── Texte à lire
Les frontières de l’Union européenne se ferment de plus en plus. Ce jeudi 26 mars, le Parlement européen a validé un durcissement significatif de la politique migratoire, en approuvant le projet de création de « hubs de retour », des centres destinés à expulser les migrants vers des pays extérieurs à l’UE.
EN BREF
- Le Parlement européen a approuvé la création de hubs de retour pour les migrants.
- Cette décision répond à des demandes d’États membres et des partis de droite.
- Des mesures plus strictes pour les déboutés d’asile sont également mises en place.
Cette initiative a été largement saluée par une majorité d’États membres ainsi que par les eurodéputés de droite et d’extrême droite, qui ont exprimé leur satisfaction par des applaudissements dans l’hémicycle. En effet, la situation actuelle est jugée insatisfaisante, avec seulement 20 % des décisions d’expulsion effectivement mises en œuvre, un chiffre critiqué par ceux qui plaident pour une politique migratoire plus restrictive.
────
── Extraits de données
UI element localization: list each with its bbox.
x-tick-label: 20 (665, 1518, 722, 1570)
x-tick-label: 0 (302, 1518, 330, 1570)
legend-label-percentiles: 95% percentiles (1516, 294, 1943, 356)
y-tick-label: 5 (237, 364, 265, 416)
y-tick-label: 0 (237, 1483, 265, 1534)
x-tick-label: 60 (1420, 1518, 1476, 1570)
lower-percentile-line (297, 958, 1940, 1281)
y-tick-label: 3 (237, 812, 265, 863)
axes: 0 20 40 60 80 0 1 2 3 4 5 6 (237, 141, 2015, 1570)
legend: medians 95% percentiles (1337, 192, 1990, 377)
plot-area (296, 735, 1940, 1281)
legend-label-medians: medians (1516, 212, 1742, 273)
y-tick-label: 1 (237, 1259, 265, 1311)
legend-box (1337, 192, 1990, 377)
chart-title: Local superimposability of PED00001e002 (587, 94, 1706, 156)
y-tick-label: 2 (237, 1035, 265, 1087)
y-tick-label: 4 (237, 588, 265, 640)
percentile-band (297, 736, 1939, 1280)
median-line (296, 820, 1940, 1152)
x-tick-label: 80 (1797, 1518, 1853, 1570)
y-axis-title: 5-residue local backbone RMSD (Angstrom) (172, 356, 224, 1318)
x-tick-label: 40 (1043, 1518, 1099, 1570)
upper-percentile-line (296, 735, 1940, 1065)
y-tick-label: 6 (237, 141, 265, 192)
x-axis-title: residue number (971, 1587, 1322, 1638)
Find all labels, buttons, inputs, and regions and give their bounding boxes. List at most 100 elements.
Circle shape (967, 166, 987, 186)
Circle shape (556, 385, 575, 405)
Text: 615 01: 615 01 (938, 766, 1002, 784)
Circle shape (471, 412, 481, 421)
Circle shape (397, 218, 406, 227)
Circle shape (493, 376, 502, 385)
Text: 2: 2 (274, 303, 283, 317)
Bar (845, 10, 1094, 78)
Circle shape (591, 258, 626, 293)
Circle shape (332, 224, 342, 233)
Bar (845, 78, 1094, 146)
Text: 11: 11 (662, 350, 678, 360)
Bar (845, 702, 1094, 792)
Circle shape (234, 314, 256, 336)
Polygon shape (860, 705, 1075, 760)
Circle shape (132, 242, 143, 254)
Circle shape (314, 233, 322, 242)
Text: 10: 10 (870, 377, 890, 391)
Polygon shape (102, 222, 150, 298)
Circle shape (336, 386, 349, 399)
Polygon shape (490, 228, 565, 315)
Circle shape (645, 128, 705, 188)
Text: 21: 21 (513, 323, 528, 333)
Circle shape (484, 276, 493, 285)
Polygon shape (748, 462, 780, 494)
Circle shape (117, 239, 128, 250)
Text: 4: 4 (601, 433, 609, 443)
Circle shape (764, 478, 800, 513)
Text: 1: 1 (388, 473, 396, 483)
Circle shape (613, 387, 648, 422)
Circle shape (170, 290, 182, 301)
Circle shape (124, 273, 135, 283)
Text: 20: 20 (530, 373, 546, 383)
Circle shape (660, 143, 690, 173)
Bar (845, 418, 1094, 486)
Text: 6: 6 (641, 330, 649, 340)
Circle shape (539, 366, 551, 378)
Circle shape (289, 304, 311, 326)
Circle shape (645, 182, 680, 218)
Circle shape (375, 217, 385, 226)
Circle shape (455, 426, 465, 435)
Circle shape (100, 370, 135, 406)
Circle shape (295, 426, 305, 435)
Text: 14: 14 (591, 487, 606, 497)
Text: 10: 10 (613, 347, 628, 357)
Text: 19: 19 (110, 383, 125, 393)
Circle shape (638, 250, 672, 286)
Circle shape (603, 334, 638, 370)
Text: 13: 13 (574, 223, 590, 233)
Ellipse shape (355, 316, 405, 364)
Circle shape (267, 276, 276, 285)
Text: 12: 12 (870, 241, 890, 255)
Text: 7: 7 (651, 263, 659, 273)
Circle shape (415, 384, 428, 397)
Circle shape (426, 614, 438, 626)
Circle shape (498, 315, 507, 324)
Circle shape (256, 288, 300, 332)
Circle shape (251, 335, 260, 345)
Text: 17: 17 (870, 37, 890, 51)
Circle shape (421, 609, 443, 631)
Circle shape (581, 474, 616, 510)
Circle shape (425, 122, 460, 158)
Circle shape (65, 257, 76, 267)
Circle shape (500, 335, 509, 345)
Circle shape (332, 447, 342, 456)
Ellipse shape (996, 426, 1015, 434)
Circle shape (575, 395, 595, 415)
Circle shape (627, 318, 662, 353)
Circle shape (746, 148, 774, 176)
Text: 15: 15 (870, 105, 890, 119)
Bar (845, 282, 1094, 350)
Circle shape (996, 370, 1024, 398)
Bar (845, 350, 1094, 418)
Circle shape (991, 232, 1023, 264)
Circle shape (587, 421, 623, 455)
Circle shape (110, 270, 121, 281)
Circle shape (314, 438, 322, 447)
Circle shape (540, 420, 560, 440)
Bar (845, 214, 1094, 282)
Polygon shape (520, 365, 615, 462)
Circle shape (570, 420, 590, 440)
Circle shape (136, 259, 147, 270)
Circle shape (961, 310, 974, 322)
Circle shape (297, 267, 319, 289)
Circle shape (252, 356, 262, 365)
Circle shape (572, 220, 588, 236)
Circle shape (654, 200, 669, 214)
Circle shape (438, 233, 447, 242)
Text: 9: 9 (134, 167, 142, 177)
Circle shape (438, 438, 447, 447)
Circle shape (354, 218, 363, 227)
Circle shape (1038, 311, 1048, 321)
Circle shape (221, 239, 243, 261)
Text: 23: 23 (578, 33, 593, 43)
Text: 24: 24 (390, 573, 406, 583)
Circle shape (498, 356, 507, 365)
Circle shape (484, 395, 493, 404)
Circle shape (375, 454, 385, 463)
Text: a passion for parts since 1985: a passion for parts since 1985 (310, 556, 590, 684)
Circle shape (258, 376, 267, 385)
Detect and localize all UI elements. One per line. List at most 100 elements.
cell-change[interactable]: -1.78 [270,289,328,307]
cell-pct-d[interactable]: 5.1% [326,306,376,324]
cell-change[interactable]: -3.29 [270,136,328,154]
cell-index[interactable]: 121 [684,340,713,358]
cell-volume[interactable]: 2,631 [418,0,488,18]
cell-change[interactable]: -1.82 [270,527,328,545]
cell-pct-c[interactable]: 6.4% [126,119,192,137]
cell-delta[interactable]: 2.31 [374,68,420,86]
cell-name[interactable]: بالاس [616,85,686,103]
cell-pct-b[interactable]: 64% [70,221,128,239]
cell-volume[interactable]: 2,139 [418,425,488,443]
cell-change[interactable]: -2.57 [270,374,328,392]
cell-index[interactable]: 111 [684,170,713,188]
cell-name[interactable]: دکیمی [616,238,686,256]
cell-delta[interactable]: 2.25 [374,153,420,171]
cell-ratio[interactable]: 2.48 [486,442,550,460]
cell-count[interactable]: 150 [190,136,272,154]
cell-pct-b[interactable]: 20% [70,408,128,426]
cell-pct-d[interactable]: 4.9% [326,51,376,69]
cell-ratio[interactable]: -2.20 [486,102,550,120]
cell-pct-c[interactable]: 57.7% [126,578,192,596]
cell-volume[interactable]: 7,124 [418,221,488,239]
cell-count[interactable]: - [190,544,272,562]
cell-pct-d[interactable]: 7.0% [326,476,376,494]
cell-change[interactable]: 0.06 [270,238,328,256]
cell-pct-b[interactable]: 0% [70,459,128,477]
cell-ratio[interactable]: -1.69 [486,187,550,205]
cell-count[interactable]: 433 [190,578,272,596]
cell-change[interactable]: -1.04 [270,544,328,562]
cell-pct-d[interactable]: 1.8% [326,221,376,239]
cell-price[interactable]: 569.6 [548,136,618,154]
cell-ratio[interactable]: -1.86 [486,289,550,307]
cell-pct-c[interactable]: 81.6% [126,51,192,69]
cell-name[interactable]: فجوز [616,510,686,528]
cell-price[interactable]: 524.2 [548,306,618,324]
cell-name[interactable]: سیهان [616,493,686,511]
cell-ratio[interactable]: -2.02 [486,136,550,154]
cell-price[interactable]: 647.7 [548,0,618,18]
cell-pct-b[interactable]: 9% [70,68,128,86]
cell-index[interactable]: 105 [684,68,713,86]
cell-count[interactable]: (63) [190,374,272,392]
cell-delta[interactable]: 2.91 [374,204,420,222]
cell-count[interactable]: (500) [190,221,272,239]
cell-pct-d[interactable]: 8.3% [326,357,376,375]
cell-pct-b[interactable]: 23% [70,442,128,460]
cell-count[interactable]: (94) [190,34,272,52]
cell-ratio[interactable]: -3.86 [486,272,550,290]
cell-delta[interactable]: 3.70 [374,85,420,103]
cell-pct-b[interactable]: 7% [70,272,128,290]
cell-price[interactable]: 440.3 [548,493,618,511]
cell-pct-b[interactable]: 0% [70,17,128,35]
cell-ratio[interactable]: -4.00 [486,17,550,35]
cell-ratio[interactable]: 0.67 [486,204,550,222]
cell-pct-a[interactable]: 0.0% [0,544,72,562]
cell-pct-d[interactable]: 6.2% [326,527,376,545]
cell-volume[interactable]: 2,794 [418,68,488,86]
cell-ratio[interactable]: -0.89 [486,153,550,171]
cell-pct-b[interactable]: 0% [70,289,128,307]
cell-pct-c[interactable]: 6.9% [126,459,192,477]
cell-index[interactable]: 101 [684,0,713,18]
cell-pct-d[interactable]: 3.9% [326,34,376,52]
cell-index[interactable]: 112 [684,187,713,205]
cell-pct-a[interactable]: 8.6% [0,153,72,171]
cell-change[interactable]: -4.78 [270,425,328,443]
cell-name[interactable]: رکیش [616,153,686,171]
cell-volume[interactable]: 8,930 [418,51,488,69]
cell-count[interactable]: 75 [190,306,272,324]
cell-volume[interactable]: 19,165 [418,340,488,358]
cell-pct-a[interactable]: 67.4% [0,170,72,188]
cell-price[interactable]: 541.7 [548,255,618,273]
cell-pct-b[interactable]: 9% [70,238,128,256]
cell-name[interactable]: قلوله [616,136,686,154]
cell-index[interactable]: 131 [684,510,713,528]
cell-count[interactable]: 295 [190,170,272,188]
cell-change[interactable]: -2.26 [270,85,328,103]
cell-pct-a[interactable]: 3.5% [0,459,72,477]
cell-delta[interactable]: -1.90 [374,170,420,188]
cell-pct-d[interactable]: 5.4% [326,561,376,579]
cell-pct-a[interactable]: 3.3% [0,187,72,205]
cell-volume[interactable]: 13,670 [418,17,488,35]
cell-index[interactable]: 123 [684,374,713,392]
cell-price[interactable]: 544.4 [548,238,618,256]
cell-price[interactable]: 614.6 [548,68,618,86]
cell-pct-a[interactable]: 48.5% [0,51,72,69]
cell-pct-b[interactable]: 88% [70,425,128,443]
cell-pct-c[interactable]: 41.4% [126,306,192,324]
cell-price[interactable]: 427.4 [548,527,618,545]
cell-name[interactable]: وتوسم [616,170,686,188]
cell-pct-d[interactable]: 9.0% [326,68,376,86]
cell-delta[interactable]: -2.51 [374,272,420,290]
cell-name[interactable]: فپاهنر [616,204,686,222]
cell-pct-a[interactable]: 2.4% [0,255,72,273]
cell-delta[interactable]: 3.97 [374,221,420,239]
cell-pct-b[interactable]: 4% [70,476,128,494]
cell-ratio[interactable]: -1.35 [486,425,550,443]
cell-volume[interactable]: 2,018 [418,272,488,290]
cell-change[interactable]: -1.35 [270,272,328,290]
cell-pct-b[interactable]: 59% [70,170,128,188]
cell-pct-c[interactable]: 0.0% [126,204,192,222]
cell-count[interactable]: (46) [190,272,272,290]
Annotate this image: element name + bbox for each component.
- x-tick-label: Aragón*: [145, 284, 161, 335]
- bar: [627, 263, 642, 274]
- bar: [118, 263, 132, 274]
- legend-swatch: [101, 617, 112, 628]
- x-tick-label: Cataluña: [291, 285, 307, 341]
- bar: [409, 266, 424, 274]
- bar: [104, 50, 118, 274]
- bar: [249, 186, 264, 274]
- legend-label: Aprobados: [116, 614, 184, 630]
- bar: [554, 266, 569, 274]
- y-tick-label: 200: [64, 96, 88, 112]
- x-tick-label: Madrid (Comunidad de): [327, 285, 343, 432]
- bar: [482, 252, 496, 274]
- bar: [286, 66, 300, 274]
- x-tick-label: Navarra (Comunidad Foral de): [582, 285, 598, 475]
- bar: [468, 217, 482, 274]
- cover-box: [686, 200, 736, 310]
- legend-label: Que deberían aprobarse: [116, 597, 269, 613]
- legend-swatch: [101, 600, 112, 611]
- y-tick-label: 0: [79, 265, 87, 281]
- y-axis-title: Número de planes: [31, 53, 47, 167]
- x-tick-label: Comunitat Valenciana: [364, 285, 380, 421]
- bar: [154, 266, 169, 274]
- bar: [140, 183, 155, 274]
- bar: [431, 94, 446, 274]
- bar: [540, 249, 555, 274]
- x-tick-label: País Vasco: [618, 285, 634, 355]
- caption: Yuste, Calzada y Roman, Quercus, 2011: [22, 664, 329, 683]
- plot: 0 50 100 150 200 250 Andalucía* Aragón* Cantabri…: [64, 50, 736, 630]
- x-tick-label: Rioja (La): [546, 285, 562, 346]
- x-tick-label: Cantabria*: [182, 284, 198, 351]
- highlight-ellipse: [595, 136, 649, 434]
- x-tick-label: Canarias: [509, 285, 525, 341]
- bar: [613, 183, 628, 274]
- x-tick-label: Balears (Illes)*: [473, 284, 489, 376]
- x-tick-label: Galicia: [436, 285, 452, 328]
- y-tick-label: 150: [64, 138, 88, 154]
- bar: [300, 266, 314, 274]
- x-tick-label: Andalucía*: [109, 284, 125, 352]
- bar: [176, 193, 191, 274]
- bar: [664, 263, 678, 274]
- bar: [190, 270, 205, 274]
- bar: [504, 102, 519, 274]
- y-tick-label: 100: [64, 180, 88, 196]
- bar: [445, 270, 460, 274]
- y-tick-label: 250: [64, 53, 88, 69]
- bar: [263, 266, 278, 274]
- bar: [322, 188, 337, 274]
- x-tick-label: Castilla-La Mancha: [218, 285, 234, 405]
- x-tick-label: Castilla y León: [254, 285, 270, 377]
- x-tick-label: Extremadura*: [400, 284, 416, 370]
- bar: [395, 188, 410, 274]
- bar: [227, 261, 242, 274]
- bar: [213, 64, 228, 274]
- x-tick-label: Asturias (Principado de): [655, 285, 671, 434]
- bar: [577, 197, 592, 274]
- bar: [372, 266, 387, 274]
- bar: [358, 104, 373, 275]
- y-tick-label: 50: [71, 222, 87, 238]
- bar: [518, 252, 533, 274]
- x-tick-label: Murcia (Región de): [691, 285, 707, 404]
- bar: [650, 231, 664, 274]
────
(Exercices)
a: Répondez aux questions suivantes à partir du texte sur les hubs de retour.
(i) Quel jour le Parlement européen a-t-il validé le projet ?
(ii) Quelle part des décisions d'expulsion est actuellement mise en œuvre ?
(iii) Par quel geste les eurodéputés de droite et d'extrême droite ont-ils manifesté leur satisfaction ?
b: Selon le texte sur les hubs de retour, pourquoi les partisans d'une politique migratoire plus restrictive ont-ils salué cette initiative ?
c: Prolongez le texte sur les hubs de retour en reprenant après sa dernière phrase.

(Réponses attendues)
a:
(i) Le jeudi 26 mars.
(ii) Seulement 20 %.
(iii) Par des applaudissements dans l'hémicycle.

b: Ils jugent la situation actuelle insatisfaisante. Seulement 20 % des décisions d'expulsion sont effectivement mises en œuvre, un chiffre qu'ils critiquent.

c:
Face à cette pression, la Commission européenne a proposé, il y a un an, un texte visant à renforcer le nombre d’expulsions. Ce dispositif a été validé ce matin par une large majorité d’eurodéputés, incluant des membres de la droite, de l’extrême droite et du centre, lors d’une séance plénière à Bruxelles.
François-Xavier Bellamy, eurodéputé de droite, a exprimé son soutien à cette mesure, affirmant qu’elle permettrait de « garantir simplement ce principe : si vous venez illégalement en Europe, soyez sûr que vous n’y resterez pas ». Les États membres pourront ainsi ouvrir des centres pour migrants dans des pays en dehors de l’UE, où ils pourront envoyer et éventuellement détenir des personnes dont la demande d’asile a été refusée.
Ce concept n’est pas inédit. L’Italie a déjà tenté d’implanter un tel centre en Albanie, mais celui-ci est resté largement vide, en raison de contestations judiciaires. En février dernier, seulement 90 personnes y étaient accueillies, selon des sources italiennes. Par ailleurs, un accord similaire a été établi entre le Royaume-Uni et le Rwanda, mais Londres a abandonné son projet face à des obstacles juridiques, entraînant des conflits devant les tribunaux.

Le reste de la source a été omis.